Take all the material and copy it exactly.
§
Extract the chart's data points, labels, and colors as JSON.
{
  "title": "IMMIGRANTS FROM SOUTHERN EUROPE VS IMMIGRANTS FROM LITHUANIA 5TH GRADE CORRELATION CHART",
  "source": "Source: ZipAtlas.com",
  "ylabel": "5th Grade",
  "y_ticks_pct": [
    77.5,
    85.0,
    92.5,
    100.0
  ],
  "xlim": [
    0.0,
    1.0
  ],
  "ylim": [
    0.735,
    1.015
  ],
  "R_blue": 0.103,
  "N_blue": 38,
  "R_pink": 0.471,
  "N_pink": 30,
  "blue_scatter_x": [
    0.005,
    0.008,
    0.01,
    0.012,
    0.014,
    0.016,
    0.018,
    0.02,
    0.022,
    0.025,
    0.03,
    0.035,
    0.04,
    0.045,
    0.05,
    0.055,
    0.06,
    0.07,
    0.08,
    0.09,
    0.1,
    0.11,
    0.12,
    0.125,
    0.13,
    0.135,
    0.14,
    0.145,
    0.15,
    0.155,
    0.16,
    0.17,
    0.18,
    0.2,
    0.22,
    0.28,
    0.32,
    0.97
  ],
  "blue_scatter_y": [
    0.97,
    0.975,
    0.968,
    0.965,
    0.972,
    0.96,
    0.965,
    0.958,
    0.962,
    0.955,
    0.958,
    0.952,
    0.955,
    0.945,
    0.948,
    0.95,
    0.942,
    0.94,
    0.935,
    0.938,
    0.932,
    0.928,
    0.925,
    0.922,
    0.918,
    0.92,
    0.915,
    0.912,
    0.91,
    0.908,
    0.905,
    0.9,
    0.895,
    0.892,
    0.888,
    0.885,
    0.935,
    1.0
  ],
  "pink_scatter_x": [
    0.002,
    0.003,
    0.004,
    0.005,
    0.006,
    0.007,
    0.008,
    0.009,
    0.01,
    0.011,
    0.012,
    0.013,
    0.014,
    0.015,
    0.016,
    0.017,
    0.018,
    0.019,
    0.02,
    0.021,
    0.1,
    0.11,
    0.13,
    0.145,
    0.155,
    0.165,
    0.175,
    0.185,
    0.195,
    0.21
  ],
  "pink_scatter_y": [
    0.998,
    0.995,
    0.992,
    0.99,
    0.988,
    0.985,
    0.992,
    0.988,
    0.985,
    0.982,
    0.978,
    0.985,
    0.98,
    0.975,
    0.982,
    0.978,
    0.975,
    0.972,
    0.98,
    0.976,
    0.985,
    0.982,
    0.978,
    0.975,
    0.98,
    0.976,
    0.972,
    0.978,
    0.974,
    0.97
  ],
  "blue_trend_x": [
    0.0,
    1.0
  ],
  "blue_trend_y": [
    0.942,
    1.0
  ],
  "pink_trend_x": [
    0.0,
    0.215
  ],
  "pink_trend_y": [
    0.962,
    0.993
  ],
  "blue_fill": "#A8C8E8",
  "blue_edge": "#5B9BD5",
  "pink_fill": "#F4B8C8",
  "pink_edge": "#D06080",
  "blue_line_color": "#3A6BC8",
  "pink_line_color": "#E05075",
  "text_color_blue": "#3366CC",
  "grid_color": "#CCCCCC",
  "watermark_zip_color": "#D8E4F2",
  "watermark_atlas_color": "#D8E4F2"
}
§
# Result of the task:
Extract the chart's data points, labels, and colors as JSON.
{
  "title": "IMMIGRANTS FROM SOUTHERN EUROPE VS IMMIGRANTS FROM LITHUANIA 5TH GRADE CORRELATION CHART",
  "source": "Source: ZipAtlas.com",
  "ylabel": "5th Grade",
  "y_ticks_pct": [
    77.5,
    85.0,
    92.5,
    100.0
  ],
  "xlim": [
    0.0,
    1.0
  ],
  "ylim": [
    0.735,
    1.015
  ],
  "R_blue": 0.103,
  "N_blue": 38,
  "R_pink": 0.471,
  "N_pink": 30,
  "blue_scatter_x": [
    0.005,
    0.008,
    0.01,
    0.012,
    0.014,
    0.016,
    0.018,
    0.02,
    0.022,
    0.025,
    0.03,
    0.035,
    0.04,
    0.045,
    0.05,
    0.055,
    0.06,
    0.07,
    0.08,
    0.09,
    0.1,
    0.11,
    0.12,
    0.125,
    0.13,
    0.135,
    0.14,
    0.145,
    0.15,
    0.155,
    0.16,
    0.17,
    0.18,
    0.2,
    0.22,
    0.28,
    0.32,
    0.97
  ],
  "blue_scatter_y": [
    0.97,
    0.975,
    0.968,
    0.965,
    0.972,
    0.96,
    0.965,
    0.958,
    0.962,
    0.955,
    0.958,
    0.952,
    0.955,
    0.945,
    0.948,
    0.95,
    0.942,
    0.94,
    0.935,
    0.938,
    0.932,
    0.928,
    0.925,
    0.922,
    0.918,
    0.92,
    0.915,
    0.912,
    0.91,
    0.908,
    0.905,
    0.9,
    0.895,
    0.892,
    0.888,
    0.885,
    0.935,
    1.0
  ],
  "pink_scatter_x": [
    0.002,
    0.003,
    0.004,
    0.005,
    0.006,
    0.007,
    0.008,
    0.009,
    0.01,
    0.011,
    0.012,
    0.013,
    0.014,
    0.015,
    0.016,
    0.017,
    0.018,
    0.019,
    0.02,
    0.021,
    0.1,
    0.11,
    0.13,
    0.145,
    0.155,
    0.165,
    0.175,
    0.185,
    0.195,
    0.21
  ],
  "pink_scatter_y": [
    0.998,
    0.995,
    0.992,
    0.99,
    0.988,
    0.985,
    0.992,
    0.988,
    0.985,
    0.982,
    0.978,
    0.985,
    0.98,
    0.975,
    0.982,
    0.978,
    0.975,
    0.972,
    0.98,
    0.976,
    0.985,
    0.982,
    0.978,
    0.975,
    0.98,
    0.976,
    0.972,
    0.978,
    0.974,
    0.97
  ],
  "blue_trend_x": [
    0.0,
    1.0
  ],
  "blue_trend_y": [
    0.942,
    1.0
  ],
  "pink_trend_x": [
    0.0,
    0.215
  ],
  "pink_trend_y": [
    0.962,
    0.993
  ],
  "blue_fill": "#A8C8E8",
  "blue_edge": "#5B9BD5",
  "pink_fill": "#F4B8C8",
  "pink_edge": "#D06080",
  "blue_line_color": "#3A6BC8",
  "pink_line_color": "#E05075",
  "text_color_blue": "#3366CC",
  "grid_color": "#CCCCCC",
  "watermark_zip_color": "#D8E4F2",
  "watermark_atlas_color": "#D8E4F2"
}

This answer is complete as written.